Data excerpts
────────
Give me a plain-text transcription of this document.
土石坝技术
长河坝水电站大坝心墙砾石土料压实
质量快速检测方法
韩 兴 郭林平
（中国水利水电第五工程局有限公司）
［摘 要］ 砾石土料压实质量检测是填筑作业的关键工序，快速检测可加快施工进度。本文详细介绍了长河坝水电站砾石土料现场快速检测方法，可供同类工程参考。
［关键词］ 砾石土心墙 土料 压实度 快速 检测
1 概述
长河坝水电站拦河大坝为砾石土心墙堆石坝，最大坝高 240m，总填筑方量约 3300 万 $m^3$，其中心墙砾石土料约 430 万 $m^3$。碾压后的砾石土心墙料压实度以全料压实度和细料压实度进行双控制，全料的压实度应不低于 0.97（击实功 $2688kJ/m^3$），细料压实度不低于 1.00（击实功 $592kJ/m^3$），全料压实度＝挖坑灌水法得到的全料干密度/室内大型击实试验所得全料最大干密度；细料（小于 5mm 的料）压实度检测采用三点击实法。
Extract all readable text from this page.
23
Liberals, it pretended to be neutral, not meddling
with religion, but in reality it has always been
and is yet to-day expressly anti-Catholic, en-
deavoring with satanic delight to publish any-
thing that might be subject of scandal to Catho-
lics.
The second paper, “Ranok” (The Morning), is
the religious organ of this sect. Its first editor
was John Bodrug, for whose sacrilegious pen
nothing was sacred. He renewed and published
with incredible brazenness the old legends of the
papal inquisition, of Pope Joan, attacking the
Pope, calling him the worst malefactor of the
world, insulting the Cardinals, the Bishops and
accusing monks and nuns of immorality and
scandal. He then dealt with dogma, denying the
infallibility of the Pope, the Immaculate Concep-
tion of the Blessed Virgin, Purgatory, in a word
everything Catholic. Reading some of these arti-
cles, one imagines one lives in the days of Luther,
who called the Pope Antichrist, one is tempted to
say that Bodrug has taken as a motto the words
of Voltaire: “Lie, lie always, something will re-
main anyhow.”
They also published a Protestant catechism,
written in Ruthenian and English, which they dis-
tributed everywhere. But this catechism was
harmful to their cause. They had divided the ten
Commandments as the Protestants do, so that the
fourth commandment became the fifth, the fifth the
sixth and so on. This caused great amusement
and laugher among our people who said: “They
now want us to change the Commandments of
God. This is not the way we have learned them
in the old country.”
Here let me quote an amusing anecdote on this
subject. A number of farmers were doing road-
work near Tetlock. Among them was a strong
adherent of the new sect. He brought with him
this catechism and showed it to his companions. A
────────
What to do: Look through the listing above. Pick out each line with "catechism" and copy it.

Answer to the task:
They also published a Protestant catechism,
tributed everywhere. But this catechism was
this catechism and showed it to his companions. A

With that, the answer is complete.